======== Kumpulan Catatan

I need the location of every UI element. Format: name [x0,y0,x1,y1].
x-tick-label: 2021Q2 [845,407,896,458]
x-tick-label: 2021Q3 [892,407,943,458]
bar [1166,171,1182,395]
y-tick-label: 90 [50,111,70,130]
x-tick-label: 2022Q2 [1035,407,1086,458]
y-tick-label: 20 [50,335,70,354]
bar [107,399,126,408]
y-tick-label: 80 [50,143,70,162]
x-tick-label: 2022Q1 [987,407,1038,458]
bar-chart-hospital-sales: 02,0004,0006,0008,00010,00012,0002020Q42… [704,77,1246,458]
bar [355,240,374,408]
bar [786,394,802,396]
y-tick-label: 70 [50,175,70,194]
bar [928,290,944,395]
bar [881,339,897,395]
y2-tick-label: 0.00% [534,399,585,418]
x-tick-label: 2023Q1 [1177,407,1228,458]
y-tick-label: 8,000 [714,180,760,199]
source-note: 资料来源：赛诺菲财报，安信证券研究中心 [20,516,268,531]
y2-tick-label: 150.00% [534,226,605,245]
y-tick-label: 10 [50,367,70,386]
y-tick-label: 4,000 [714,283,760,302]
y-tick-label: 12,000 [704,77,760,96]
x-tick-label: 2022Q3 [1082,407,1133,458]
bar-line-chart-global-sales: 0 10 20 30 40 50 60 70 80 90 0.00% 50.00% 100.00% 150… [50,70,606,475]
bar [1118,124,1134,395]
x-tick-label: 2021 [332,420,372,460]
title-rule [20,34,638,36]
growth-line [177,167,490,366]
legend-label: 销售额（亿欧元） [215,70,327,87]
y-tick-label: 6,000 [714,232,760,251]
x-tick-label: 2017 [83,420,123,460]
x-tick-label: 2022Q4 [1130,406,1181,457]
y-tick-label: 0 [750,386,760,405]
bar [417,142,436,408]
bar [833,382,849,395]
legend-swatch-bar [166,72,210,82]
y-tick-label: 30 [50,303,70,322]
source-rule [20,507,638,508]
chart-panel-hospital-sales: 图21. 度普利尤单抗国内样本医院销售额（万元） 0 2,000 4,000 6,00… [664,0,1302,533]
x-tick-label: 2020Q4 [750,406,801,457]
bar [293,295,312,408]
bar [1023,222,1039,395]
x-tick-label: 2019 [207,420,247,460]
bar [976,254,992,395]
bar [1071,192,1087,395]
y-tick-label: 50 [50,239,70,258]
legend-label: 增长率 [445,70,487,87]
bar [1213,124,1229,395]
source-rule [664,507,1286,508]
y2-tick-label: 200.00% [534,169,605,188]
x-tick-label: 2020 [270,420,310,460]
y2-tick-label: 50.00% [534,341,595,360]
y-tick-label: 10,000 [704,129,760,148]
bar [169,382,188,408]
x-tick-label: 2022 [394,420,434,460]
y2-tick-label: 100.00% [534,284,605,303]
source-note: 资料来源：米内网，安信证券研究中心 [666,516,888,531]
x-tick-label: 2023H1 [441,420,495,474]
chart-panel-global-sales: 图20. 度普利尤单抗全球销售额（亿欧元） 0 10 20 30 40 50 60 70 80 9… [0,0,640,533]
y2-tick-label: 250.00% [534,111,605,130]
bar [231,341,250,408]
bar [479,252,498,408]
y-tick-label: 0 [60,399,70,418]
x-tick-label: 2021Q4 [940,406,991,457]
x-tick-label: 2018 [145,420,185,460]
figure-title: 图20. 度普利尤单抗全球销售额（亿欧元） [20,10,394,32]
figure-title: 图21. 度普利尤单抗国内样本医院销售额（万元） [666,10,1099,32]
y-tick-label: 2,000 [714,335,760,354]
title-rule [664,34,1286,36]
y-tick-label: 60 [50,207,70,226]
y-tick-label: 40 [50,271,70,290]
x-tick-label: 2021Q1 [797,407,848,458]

================

Bisakah Anda mengubah semua baris di atas menjadi tabel Markdown dengan kolom "No." dan "Isi Baris", tanpa menyertakan baris kosong?

| No. | Isi Baris |
|---|---|
| 1 | I need the location of every UI element. Format: name [x0,y0,x1,y1]. |
| 2 | x-tick-label: 2021Q2 [845,407,896,458] |
| 3 | x-tick-label: 2021Q3 [892,407,943,458] |
| 4 | bar [1166,171,1182,395] |
| 5 | y-tick-label: 90 [50,111,70,130] |
| 6 | x-tick-label: 2022Q2 [1035,407,1086,458] |
| 7 | y-tick-label: 20 [50,335,70,354] |
| 8 | bar [107,399,126,408] |
| 9 | y-tick-label: 80 [50,143,70,162] |
| 10 | x-tick-label: 2022Q1 [987,407,1038,458] |
| 11 | bar-chart-hospital-sales: 02,0004,0006,0008,00010,00012,0002020Q42… [704,77,1246,458] |
| 12 | bar [355,240,374,408] |
| 13 | bar [786,394,802,396] |
| 14 | y-tick-label: 70 [50,175,70,194] |
| 15 | bar [928,290,944,395] |
| 16 | bar [881,339,897,395] |
| 17 | y2-tick-label: 0.00% [534,399,585,418] |
| 18 | x-tick-label: 2023Q1 [1177,407,1228,458] |
| 19 | y-tick-label: 8,000 [714,180,760,199] |
| 20 | source-note: 资料来源：赛诺菲财报，安信证券研究中心 [20,516,268,531] |
| 21 | y2-tick-label: 150.00% [534,226,605,245] |
| 22 | y-tick-label: 10 [50,367,70,386] |
| 23 | y-tick-label: 4,000 [714,283,760,302] |
| 24 | y-tick-label: 12,000 [704,77,760,96] |
| 25 | x-tick-label: 2022Q3 [1082,407,1133,458] |
| 26 | bar-line-chart-global-sales: 0 10 20 30 40 50 60 70 80 90 0.00% 50.00% 100.00% 150… [50,70,606,475] |
| 27 | bar [1118,124,1134,395] |
| 28 | x-tick-label: 2021 [332,420,372,460] |
| 29 | title-rule [20,34,638,36] |
| 30 | growth-line [177,167,490,366] |
| 31 | legend-label: 销售额（亿欧元） [215,70,327,87] |
| 32 | y-tick-label: 6,000 [714,232,760,251] |
| 33 | x-tick-label: 2017 [83,420,123,460] |
| 34 | x-tick-label: 2022Q4 [1130,406,1181,457] |
| 35 | y-tick-label: 0 [750,386,760,405] |
| 36 | bar [417,142,436,408] |
| 37 | bar [833,382,849,395] |
| 38 | legend-swatch-bar [166,72,210,82] |
| 39 | y-tick-label: 30 [50,303,70,322] |
| 40 | source-rule [20,507,638,508] |
| 41 | chart-panel-hospital-sales: 图21. 度普利尤单抗国内样本医院销售额（万元） 0 2,000 4,000 6,00… [664,0,1302,533] |
| 42 | x-tick-label: 2020Q4 [750,406,801,457] |
| 43 | bar [293,295,312,408] |
| 44 | bar [1023,222,1039,395] |
| 45 | x-tick-label: 2019 [207,420,247,460] |
| 46 | bar [976,254,992,395] |
| 47 | bar [1071,192,1087,395] |
| 48 | y-tick-label: 50 [50,239,70,258] |
| 49 | legend-label: 增长率 [445,70,487,87] |
| 50 | bar [1213,124,1229,395] |
| 51 | source-rule [664,507,1286,508] |
| 52 | y2-tick-label: 200.00% [534,169,605,188] |
| 53 | x-tick-label: 2020 [270,420,310,460] |
| 54 | y2-tick-label: 50.00% [534,341,595,360] |
| 55 | y-tick-label: 10,000 [704,129,760,148] |
| 56 | bar [169,382,188,408] |
| 57 | x-tick-label: 2022 [394,420,434,460] |
| 58 | y2-tick-label: 100.00% [534,284,605,303] |
| 59 | source-note: 资料来源：米内网，安信证券研究中心 [666,516,888,531] |
| 60 | x-tick-label: 2023H1 [441,420,495,474] |
| 61 | chart-panel-global-sales: 图20. 度普利尤单抗全球销售额（亿欧元） 0 10 20 30 40 50 60 70 80 9… [0,0,640,533] |
| 62 | y2-tick-label: 250.00% [534,111,605,130] |
| 63 | bar [231,341,250,408] |
| 64 | bar [479,252,498,408] |
| 65 | y-tick-label: 0 [60,399,70,418] |
| 66 | x-tick-label: 2021Q4 [940,406,991,457] |
| 67 | x-tick-label: 2018 [145,420,185,460] |
| 68 | figure-title: 图20. 度普利尤单抗全球销售额（亿欧元） [20,10,394,32] |
| 69 | figure-title: 图21. 度普利尤单抗国内样本医院销售额（万元） [666,10,1099,32] |
| 70 | y-tick-label: 2,000 [714,335,760,354] |
| 71 | title-rule [664,34,1286,36] |
| 72 | y-tick-label: 60 [50,207,70,226] |
| 73 | y-tick-label: 40 [50,271,70,290] |
| 74 | x-tick-label: 2021Q1 [797,407,848,458] |